■ Provided records:
= = = = =
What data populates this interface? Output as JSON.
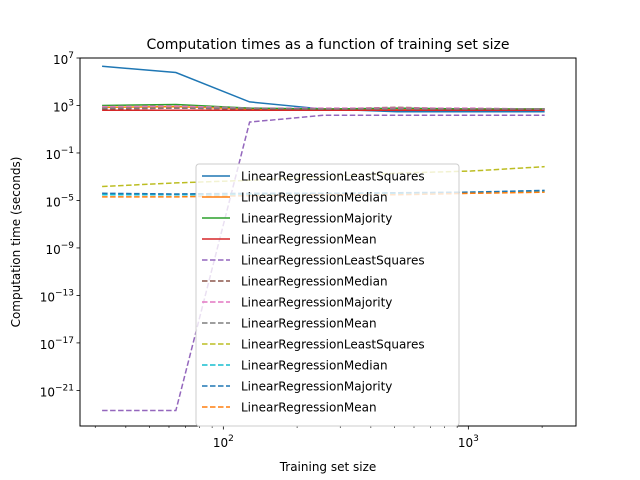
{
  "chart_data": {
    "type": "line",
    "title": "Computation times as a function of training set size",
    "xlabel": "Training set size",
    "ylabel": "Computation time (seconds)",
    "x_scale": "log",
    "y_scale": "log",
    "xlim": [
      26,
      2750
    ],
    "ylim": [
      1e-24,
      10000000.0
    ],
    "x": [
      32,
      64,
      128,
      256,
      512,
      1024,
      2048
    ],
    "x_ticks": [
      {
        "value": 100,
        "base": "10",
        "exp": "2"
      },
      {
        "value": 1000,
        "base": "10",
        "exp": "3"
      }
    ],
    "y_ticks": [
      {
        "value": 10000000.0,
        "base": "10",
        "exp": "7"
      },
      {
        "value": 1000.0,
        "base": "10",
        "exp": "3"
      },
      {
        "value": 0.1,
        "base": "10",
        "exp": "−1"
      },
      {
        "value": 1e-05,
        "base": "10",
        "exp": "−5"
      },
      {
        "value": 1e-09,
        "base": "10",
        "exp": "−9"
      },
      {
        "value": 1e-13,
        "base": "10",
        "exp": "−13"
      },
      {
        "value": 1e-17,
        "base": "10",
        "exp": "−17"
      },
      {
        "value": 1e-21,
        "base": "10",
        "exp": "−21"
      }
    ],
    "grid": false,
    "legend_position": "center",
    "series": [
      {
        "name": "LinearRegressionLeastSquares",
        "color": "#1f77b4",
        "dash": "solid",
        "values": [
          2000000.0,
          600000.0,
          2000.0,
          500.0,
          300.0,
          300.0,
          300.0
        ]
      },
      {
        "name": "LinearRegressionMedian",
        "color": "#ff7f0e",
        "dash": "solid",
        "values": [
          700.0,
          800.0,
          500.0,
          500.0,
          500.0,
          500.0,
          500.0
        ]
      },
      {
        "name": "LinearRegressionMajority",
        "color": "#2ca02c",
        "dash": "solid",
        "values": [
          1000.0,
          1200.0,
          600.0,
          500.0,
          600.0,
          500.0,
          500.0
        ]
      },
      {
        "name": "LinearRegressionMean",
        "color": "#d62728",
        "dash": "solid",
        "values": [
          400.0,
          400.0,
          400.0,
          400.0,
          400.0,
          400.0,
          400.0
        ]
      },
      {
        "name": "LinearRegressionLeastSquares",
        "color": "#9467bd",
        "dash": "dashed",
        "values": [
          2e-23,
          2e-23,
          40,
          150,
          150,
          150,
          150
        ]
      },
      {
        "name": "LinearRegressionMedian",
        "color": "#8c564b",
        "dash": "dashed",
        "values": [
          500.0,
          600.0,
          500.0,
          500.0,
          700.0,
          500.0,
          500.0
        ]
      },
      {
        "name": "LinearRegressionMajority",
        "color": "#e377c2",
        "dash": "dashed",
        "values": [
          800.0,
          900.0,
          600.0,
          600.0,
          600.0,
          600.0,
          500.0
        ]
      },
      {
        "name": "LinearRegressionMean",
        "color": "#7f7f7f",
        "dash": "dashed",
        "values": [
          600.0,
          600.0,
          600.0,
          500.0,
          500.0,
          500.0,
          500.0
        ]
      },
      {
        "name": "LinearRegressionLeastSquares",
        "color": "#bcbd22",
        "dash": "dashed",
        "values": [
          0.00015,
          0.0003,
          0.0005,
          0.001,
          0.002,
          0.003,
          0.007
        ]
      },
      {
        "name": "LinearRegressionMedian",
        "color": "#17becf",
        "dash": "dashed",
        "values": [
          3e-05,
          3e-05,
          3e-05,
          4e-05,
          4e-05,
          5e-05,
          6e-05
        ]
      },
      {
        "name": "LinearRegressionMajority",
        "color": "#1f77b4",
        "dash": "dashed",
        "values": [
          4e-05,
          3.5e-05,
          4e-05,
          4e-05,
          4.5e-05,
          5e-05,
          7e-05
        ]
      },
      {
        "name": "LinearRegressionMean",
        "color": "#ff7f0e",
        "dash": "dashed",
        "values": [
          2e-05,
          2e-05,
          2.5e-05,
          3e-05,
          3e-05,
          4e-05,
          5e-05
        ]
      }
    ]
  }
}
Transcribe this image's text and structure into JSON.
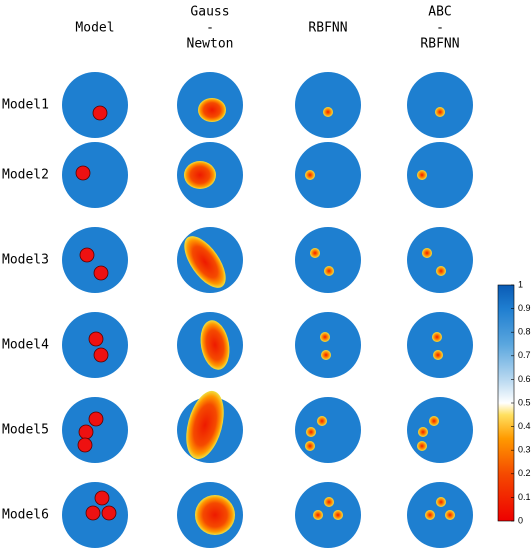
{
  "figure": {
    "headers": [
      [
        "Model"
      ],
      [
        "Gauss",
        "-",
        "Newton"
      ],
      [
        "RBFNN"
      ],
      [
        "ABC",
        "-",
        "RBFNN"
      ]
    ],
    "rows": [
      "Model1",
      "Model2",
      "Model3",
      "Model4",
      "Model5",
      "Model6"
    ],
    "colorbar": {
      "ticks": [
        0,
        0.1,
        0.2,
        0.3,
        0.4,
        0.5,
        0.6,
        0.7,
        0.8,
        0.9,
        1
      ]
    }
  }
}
= = = = =
■ Task requirements:
Retype the lines exactly as they appear, beginning with the line that contains "Transcribe this image's" and ending with the final line of the entries, and omit the pictures.

■ The result:
Transcribe this image's text and structure into JSON.
{
  "figure": {
    "headers": [
      [
        "Model"
      ],
      [
        "Gauss",
        "-",
        "Newton"
      ],
      [
        "RBFNN"
      ],
      [
        "ABC",
        "-",
        "RBFNN"
      ]
    ],
    "rows": [
      "Model1",
      "Model2",
      "Model3",
      "Model4",
      "Model5",
      "Model6"
    ],
    "colorbar": {
      "ticks": [
        0,
        0.1,
        0.2,
        0.3,
        0.4,
        0.5,
        0.6,
        0.7,
        0.8,
        0.9,
        1
      ]
    }
  }
}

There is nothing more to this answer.